_Instruction_:
How many lines in these records hold the string "düşünülür"? Reply with the number alone.

___ The records

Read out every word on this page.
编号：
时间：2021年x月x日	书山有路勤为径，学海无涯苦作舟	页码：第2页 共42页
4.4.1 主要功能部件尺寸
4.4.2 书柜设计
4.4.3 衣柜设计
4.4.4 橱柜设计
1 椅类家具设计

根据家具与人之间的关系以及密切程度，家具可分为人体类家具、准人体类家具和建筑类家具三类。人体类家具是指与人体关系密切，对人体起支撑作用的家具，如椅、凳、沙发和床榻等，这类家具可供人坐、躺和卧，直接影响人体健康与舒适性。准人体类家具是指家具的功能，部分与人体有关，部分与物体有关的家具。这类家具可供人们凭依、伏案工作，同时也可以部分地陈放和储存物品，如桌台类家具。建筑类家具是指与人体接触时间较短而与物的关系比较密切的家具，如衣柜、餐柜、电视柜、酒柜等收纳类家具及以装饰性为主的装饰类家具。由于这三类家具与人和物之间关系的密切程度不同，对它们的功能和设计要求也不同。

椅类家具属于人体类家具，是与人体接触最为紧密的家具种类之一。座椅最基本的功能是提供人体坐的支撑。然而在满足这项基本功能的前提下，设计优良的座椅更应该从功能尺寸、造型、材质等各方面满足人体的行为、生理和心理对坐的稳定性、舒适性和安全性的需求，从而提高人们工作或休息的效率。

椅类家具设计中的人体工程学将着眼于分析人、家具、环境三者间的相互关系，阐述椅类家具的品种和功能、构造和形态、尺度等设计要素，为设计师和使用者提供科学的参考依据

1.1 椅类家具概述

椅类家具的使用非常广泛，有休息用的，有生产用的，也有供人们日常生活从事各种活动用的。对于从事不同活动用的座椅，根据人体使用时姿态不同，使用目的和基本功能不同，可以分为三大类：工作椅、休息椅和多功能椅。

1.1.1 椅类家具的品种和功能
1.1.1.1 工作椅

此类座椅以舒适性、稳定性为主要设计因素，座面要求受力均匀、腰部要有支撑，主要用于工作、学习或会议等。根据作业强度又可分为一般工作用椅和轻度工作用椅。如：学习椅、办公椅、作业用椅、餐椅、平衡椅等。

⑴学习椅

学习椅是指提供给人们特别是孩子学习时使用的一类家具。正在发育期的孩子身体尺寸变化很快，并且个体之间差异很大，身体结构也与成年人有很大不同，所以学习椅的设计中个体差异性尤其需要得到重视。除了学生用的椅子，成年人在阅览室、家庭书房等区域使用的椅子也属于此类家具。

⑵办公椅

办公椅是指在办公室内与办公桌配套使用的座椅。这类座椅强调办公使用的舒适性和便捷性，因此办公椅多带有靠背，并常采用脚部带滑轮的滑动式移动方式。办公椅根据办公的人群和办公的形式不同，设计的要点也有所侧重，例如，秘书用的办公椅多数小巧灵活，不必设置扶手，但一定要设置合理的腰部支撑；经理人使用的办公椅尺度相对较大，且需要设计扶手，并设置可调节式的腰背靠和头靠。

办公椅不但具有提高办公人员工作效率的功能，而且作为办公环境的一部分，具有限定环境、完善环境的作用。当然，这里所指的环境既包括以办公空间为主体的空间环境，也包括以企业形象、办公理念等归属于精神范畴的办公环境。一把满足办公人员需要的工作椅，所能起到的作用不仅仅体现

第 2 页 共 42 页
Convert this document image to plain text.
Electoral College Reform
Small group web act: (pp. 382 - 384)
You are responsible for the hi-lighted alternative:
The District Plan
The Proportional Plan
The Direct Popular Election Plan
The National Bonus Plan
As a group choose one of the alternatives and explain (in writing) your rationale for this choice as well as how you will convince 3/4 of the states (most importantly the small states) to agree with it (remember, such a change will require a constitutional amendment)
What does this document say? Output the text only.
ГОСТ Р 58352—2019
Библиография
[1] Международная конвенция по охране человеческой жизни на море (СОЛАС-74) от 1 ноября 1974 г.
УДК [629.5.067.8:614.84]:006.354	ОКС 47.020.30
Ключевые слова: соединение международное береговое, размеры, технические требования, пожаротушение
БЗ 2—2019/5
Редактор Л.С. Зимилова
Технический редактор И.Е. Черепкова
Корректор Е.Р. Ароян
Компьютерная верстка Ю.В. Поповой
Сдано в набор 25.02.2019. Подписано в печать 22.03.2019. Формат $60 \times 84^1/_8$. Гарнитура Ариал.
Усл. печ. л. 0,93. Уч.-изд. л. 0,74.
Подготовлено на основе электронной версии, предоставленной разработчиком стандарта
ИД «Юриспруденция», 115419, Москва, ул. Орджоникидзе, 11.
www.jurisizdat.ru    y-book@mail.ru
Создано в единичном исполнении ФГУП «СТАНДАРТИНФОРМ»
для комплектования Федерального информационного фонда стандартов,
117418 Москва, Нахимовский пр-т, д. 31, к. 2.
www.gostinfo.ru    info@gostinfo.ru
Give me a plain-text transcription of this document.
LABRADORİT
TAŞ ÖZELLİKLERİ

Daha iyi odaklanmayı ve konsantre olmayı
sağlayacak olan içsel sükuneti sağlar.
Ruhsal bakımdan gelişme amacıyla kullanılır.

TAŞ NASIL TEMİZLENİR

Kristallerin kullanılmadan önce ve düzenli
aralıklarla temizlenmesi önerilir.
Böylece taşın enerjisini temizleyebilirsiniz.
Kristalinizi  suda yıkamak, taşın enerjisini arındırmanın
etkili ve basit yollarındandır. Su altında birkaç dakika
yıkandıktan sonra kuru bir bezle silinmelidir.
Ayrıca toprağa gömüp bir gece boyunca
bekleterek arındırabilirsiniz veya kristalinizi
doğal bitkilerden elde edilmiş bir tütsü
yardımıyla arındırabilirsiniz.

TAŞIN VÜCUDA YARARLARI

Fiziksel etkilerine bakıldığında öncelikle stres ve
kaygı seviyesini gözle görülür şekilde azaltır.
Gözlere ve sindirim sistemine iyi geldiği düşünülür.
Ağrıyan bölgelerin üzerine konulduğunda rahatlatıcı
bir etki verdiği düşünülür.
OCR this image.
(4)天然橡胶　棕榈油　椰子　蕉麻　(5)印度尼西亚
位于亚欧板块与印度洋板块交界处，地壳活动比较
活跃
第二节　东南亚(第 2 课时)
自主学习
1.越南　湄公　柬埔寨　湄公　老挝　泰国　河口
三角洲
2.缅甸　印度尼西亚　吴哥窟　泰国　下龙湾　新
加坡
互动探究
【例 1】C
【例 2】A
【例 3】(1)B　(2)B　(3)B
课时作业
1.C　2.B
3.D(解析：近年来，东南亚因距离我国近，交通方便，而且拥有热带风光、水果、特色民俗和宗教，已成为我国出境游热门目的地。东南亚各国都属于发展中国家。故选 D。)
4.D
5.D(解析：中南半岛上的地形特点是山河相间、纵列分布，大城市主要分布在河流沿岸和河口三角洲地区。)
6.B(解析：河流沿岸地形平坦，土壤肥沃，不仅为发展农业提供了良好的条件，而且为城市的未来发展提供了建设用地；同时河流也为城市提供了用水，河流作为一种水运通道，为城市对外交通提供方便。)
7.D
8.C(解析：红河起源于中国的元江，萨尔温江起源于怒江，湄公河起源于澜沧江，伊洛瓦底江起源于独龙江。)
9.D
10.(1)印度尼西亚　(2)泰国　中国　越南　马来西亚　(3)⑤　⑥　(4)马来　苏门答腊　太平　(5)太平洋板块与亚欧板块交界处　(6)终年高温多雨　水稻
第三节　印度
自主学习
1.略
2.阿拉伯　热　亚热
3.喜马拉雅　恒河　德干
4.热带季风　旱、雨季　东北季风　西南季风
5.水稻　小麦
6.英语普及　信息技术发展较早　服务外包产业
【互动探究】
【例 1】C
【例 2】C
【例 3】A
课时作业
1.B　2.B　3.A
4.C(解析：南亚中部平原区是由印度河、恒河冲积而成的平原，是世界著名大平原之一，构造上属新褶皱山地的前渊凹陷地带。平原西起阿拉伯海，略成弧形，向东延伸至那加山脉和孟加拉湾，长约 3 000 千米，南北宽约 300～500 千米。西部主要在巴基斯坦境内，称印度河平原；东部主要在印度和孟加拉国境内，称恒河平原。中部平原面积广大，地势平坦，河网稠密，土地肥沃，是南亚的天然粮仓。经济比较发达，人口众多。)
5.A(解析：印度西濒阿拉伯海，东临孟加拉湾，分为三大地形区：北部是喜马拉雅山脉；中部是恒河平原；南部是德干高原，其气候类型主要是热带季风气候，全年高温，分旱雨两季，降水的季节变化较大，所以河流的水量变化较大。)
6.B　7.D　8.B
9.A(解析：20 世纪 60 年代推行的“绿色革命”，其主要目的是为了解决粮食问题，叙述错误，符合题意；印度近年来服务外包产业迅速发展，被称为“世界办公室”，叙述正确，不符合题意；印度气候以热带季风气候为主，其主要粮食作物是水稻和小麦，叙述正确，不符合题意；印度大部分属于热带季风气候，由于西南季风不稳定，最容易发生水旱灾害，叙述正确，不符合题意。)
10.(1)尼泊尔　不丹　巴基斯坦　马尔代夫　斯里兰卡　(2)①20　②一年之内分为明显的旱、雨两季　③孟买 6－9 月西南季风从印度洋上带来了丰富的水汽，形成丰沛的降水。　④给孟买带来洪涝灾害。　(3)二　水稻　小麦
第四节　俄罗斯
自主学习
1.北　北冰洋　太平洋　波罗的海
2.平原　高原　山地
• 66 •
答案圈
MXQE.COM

______

_Answer in full_:
2